Records about charts and figures:

##############################

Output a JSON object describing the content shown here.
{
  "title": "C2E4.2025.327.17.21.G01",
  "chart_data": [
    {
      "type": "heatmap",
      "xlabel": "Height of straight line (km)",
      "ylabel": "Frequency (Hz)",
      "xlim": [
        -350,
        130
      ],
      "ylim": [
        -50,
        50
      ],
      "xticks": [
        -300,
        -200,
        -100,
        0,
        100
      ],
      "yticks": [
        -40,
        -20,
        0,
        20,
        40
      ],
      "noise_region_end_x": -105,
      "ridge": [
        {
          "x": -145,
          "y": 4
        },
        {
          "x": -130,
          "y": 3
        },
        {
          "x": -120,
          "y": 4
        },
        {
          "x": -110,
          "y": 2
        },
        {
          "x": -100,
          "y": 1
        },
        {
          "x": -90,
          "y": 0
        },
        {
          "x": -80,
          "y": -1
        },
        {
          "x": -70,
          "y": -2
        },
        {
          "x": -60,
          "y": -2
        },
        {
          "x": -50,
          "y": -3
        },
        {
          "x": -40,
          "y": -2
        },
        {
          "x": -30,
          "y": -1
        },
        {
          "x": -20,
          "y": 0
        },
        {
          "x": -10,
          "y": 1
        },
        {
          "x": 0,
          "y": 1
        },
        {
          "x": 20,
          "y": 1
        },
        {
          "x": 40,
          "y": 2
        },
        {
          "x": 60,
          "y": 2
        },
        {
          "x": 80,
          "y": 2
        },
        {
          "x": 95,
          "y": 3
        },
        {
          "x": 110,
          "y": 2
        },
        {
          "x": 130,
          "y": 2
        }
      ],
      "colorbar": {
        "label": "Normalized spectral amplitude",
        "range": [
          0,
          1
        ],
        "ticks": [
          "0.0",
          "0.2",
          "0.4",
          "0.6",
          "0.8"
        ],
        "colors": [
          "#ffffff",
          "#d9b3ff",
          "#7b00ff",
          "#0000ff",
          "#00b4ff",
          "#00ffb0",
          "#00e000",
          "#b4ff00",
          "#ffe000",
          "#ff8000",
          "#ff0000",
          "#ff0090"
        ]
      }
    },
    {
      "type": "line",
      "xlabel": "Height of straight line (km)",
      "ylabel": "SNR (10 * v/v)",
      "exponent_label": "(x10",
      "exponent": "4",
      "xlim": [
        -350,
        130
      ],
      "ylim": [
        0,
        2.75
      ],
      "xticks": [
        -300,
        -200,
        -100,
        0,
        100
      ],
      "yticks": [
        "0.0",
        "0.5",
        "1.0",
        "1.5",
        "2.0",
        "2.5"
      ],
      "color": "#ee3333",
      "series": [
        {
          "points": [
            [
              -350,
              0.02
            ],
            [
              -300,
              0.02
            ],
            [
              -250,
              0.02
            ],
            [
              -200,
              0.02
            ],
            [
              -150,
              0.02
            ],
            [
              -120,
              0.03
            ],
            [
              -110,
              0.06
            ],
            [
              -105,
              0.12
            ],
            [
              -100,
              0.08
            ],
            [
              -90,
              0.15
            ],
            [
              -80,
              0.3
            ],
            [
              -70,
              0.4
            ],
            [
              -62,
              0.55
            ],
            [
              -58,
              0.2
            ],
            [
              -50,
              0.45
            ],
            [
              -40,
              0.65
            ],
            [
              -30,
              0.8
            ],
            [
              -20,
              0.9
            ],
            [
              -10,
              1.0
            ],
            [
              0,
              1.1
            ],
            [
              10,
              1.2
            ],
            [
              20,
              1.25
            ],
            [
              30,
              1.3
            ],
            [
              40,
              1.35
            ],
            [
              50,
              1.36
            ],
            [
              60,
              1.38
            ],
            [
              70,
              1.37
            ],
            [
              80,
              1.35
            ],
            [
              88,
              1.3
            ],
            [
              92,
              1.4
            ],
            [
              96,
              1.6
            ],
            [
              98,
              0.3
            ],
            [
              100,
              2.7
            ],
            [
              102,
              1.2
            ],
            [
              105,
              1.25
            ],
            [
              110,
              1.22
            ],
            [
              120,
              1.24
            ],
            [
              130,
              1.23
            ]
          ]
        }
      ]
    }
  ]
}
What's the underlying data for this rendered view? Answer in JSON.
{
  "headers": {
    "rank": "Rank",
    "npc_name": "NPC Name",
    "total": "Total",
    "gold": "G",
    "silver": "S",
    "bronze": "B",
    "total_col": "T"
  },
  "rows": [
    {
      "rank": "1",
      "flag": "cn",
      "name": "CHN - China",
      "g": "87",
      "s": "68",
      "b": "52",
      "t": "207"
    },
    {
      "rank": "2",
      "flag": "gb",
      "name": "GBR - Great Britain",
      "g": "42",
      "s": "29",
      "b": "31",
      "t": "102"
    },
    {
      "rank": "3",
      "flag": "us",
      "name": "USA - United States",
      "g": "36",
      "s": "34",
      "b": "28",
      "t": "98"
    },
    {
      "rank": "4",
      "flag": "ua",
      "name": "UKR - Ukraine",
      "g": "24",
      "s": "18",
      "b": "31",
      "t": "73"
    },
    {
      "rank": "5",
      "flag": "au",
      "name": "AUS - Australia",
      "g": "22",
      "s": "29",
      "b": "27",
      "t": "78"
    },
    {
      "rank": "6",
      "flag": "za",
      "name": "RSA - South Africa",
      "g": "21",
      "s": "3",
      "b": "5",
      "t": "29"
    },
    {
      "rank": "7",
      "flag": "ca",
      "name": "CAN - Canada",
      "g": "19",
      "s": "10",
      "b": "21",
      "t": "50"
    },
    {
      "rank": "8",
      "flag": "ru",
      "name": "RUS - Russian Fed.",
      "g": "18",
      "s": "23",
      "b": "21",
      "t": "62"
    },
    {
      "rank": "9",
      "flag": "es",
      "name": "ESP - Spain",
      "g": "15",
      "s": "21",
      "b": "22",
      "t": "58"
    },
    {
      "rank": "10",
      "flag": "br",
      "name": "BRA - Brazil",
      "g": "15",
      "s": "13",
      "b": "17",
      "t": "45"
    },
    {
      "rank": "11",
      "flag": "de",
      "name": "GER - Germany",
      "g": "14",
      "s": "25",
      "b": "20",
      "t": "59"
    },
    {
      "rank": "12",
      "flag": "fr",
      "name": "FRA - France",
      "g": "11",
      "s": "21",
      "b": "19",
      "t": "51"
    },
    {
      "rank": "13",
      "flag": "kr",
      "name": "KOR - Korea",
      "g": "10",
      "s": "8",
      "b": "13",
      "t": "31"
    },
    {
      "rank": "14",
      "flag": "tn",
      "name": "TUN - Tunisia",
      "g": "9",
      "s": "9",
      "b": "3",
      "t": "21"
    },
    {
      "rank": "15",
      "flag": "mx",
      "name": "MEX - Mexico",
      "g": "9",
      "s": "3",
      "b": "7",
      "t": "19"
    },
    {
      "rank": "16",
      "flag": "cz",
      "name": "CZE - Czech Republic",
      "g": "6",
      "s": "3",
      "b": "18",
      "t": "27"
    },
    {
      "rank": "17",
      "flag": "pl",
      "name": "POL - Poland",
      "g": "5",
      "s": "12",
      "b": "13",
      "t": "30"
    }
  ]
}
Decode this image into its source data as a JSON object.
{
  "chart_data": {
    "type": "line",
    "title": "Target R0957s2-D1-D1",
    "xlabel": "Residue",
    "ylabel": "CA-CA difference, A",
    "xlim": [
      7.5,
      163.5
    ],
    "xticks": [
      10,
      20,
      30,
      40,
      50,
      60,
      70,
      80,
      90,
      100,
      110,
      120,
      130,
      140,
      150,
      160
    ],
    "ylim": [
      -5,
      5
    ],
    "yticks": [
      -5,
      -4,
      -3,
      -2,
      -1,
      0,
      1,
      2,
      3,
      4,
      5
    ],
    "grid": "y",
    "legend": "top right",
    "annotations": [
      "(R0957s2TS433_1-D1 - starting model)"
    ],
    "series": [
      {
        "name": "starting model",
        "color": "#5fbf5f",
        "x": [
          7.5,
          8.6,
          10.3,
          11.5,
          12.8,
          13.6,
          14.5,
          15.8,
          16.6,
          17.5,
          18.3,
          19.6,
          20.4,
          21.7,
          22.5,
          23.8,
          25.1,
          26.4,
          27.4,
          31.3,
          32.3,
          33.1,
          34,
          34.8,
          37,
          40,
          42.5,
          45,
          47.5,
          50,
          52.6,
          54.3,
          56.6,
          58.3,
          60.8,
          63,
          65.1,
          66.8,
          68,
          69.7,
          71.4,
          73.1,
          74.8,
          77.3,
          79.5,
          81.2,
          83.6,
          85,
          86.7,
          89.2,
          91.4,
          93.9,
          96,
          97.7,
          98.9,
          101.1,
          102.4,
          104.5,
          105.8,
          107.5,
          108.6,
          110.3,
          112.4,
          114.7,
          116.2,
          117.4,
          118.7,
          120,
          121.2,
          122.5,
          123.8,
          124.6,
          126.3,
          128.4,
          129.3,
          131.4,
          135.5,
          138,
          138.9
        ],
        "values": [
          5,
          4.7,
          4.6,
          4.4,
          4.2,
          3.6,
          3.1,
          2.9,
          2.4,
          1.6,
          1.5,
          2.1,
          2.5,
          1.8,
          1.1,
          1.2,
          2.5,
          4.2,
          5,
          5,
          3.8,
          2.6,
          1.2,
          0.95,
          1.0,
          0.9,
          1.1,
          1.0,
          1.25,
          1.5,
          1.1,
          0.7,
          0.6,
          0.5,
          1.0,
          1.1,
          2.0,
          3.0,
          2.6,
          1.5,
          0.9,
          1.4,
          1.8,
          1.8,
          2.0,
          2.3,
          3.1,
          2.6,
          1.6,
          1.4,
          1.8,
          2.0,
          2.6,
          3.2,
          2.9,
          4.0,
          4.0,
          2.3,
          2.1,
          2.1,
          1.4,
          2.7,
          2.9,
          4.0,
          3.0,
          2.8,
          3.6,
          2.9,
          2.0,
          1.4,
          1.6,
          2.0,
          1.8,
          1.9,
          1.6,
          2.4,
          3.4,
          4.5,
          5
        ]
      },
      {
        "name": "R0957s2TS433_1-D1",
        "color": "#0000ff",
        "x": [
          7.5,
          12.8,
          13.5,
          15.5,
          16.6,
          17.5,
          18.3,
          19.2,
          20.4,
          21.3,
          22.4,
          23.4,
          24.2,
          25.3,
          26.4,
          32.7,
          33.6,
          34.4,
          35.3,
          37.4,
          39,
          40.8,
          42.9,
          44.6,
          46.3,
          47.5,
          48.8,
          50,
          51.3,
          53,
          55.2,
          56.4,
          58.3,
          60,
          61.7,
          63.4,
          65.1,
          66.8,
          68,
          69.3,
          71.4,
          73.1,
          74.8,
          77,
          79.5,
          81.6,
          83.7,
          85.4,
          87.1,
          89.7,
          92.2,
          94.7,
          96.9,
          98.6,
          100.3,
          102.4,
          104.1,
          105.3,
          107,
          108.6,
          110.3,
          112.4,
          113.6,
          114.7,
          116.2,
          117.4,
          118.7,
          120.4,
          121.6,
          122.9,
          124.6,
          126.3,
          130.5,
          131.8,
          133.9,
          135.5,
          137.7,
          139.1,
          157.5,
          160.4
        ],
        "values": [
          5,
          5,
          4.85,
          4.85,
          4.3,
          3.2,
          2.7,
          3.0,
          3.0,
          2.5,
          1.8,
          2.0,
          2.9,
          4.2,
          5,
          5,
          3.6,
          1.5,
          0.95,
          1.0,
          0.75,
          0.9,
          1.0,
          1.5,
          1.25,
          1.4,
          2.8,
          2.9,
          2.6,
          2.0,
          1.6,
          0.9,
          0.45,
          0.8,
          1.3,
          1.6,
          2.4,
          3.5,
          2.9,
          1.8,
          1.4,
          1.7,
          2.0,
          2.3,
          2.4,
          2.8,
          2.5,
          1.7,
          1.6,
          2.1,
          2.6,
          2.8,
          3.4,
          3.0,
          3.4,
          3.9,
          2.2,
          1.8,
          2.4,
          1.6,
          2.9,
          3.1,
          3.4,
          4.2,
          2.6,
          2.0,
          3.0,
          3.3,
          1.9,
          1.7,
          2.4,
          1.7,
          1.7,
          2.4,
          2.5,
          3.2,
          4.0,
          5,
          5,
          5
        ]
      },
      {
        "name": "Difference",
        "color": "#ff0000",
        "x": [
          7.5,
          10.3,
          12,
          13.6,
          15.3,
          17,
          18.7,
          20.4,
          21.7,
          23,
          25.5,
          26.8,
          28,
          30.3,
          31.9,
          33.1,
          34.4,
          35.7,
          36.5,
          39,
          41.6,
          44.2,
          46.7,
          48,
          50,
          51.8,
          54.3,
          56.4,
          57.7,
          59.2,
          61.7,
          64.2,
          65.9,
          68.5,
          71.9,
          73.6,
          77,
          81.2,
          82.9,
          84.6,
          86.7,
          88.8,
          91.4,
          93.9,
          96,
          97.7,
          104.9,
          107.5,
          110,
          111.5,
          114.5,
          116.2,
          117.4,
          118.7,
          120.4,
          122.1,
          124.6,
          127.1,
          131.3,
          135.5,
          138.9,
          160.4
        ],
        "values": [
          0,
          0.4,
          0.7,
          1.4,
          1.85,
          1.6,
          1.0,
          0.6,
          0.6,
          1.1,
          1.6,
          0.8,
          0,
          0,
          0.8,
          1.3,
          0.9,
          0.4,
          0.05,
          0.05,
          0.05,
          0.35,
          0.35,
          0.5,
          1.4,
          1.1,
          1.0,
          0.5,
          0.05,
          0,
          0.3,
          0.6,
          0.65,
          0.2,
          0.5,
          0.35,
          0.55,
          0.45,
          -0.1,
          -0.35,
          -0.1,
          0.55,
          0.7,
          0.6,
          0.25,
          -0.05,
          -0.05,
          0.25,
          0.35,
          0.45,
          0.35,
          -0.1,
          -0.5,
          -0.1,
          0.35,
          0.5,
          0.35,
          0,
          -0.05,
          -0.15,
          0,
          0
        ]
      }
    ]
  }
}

##############################

→ BRIEF
Count the lines in the records above that contain the word "model", and give only the number.

→ RESULT FOR THIS TASK
2